◆ ENTRIES:
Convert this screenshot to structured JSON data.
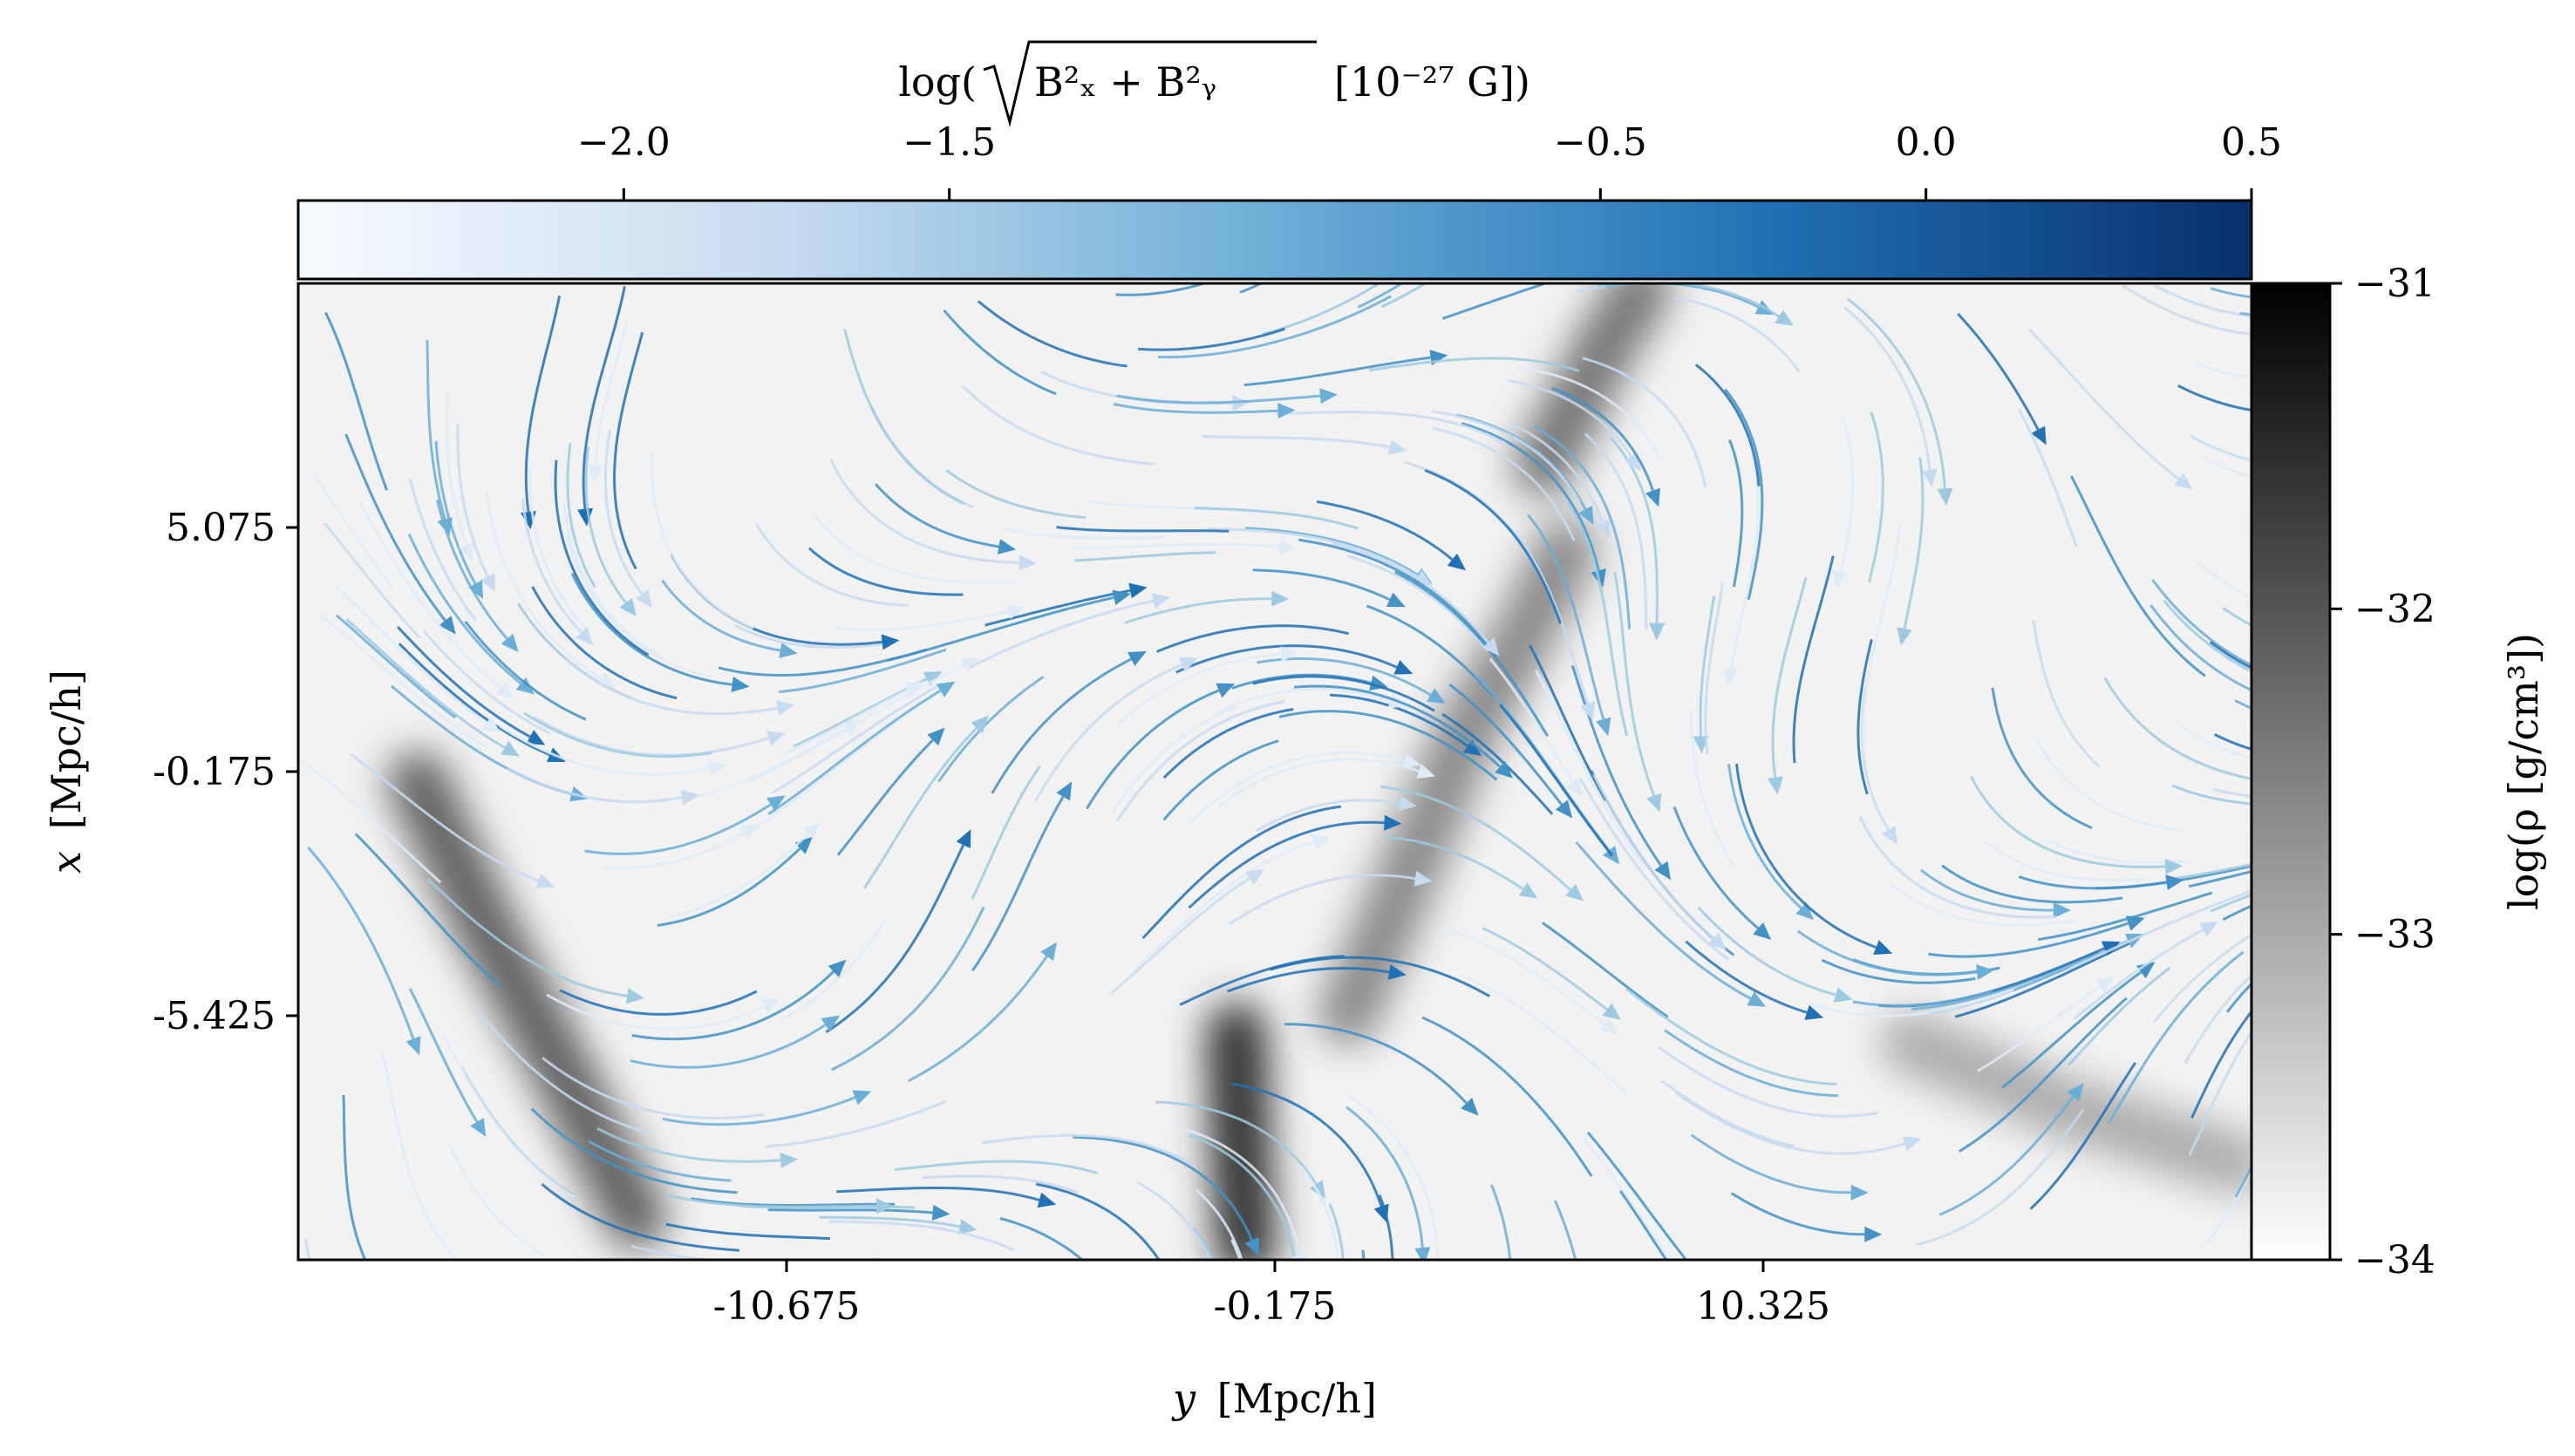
{
  "chart_data": {
    "type": "heatmap",
    "x_axis": {
      "label_var": "y",
      "label_unit": "[Mpc/h]",
      "ticks": [
        "-10.675",
        "-0.175",
        "10.325"
      ],
      "tick_values": [
        -10.675,
        -0.175,
        10.325
      ],
      "range": [
        -21.175,
        20.825
      ]
    },
    "y_axis": {
      "label_var": "x",
      "label_unit": "[Mpc/h]",
      "ticks": [
        "5.075",
        "-0.175",
        "-5.425"
      ],
      "tick_values": [
        5.075,
        -0.175,
        -5.425
      ],
      "range": [
        -10.675,
        10.325
      ]
    },
    "density_colorbar": {
      "label": "log(ρ [g/cm³])",
      "ticks": [
        "−31",
        "−32",
        "−33",
        "−34"
      ],
      "tick_values": [
        -31,
        -32,
        -33,
        -34
      ],
      "range": [
        -34,
        -31
      ],
      "colormap": [
        "#ffffff",
        "#000000"
      ]
    },
    "field_colorbar": {
      "label_prefix": "log(",
      "label_sqrt": "B²ₓ + B²ᵧ",
      "label_suffix": "[10⁻²⁷ G])",
      "ticks": [
        "−2.0",
        "−1.5",
        "−0.5",
        "0.0",
        "0.5"
      ],
      "tick_values": [
        -2.0,
        -1.5,
        -0.5,
        0.0,
        0.5
      ],
      "range": [
        -2.5,
        0.5
      ],
      "colormap": [
        "#f7fbff",
        "#c6dbef",
        "#6baed6",
        "#2171b5",
        "#08306b"
      ]
    },
    "filaments": [
      {
        "y": [
          -18.6,
          -17.2,
          -15.3,
          -13.9
        ],
        "x": [
          -0.4,
          -3.4,
          -7.0,
          -9.8
        ],
        "intensity": [
          -31.5,
          -32.0,
          -32.5,
          -32.6
        ]
      },
      {
        "y": [
          -1.0,
          -0.9,
          -0.8
        ],
        "x": [
          -5.8,
          -8.5,
          -10.4
        ],
        "intensity": [
          -32.2,
          -31.6,
          -31.1
        ]
      },
      {
        "y": [
          1.4,
          2.6,
          3.9,
          5.2,
          6.1
        ],
        "x": [
          -5.4,
          -2.6,
          0.6,
          2.8,
          4.6
        ],
        "intensity": [
          -32.5,
          -32.6,
          -32.7,
          -32.8,
          -32.6
        ]
      },
      {
        "y": [
          5.6,
          7.0,
          7.7
        ],
        "x": [
          6.4,
          9.1,
          10.2
        ],
        "intensity": [
          -32.6,
          -32.4,
          -32.2
        ]
      },
      {
        "y": [
          13.5,
          16.8,
          20.5
        ],
        "x": [
          -6.0,
          -7.4,
          -8.6
        ],
        "intensity": [
          -33.2,
          -33.0,
          -32.9
        ]
      }
    ]
  }
}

◆ DIRECTIONS: Word for word, quote the lines above. Omit the pictures.

◆ OUTPUT FOR THIS EXERCISE:
Convert this screenshot to structured JSON data.
{
  "chart_data": {
    "type": "heatmap",
    "x_axis": {
      "label_var": "y",
      "label_unit": "[Mpc/h]",
      "ticks": [
        "-10.675",
        "-0.175",
        "10.325"
      ],
      "tick_values": [
        -10.675,
        -0.175,
        10.325
      ],
      "range": [
        -21.175,
        20.825
      ]
    },
    "y_axis": {
      "label_var": "x",
      "label_unit": "[Mpc/h]",
      "ticks": [
        "5.075",
        "-0.175",
        "-5.425"
      ],
      "tick_values": [
        5.075,
        -0.175,
        -5.425
      ],
      "range": [
        -10.675,
        10.325
      ]
    },
    "density_colorbar": {
      "label": "log(ρ [g/cm³])",
      "ticks": [
        "−31",
        "−32",
        "−33",
        "−34"
      ],
      "tick_values": [
        -31,
        -32,
        -33,
        -34
      ],
      "range": [
        -34,
        -31
      ],
      "colormap": [
        "#ffffff",
        "#000000"
      ]
    },
    "field_colorbar": {
      "label_prefix": "log(",
      "label_sqrt": "B²ₓ + B²ᵧ",
      "label_suffix": "[10⁻²⁷ G])",
      "ticks": [
        "−2.0",
        "−1.5",
        "−0.5",
        "0.0",
        "0.5"
      ],
      "tick_values": [
        -2.0,
        -1.5,
        -0.5,
        0.0,
        0.5
      ],
      "range": [
        -2.5,
        0.5
      ],
      "colormap": [
        "#f7fbff",
        "#c6dbef",
        "#6baed6",
        "#2171b5",
        "#08306b"
      ]
    },
    "filaments": [
      {
        "y": [
          -18.6,
          -17.2,
          -15.3,
          -13.9
        ],
        "x": [
          -0.4,
          -3.4,
          -7.0,
          -9.8
        ],
        "intensity": [
          -31.5,
          -32.0,
          -32.5,
          -32.6
        ]
      },
      {
        "y": [
          -1.0,
          -0.9,
          -0.8
        ],
        "x": [
          -5.8,
          -8.5,
          -10.4
        ],
        "intensity": [
          -32.2,
          -31.6,
          -31.1
        ]
      },
      {
        "y": [
          1.4,
          2.6,
          3.9,
          5.2,
          6.1
        ],
        "x": [
          -5.4,
          -2.6,
          0.6,
          2.8,
          4.6
        ],
        "intensity": [
          -32.5,
          -32.6,
          -32.7,
          -32.8,
          -32.6
        ]
      },
      {
        "y": [
          5.6,
          7.0,
          7.7
        ],
        "x": [
          6.4,
          9.1,
          10.2
        ],
        "intensity": [
          -32.6,
          -32.4,
          -32.2
        ]
      },
      {
        "y": [
          13.5,
          16.8,
          20.5
        ],
        "x": [
          -6.0,
          -7.4,
          -8.6
        ],
        "intensity": [
          -33.2,
          -33.0,
          -32.9
        ]
      }
    ]
  }
}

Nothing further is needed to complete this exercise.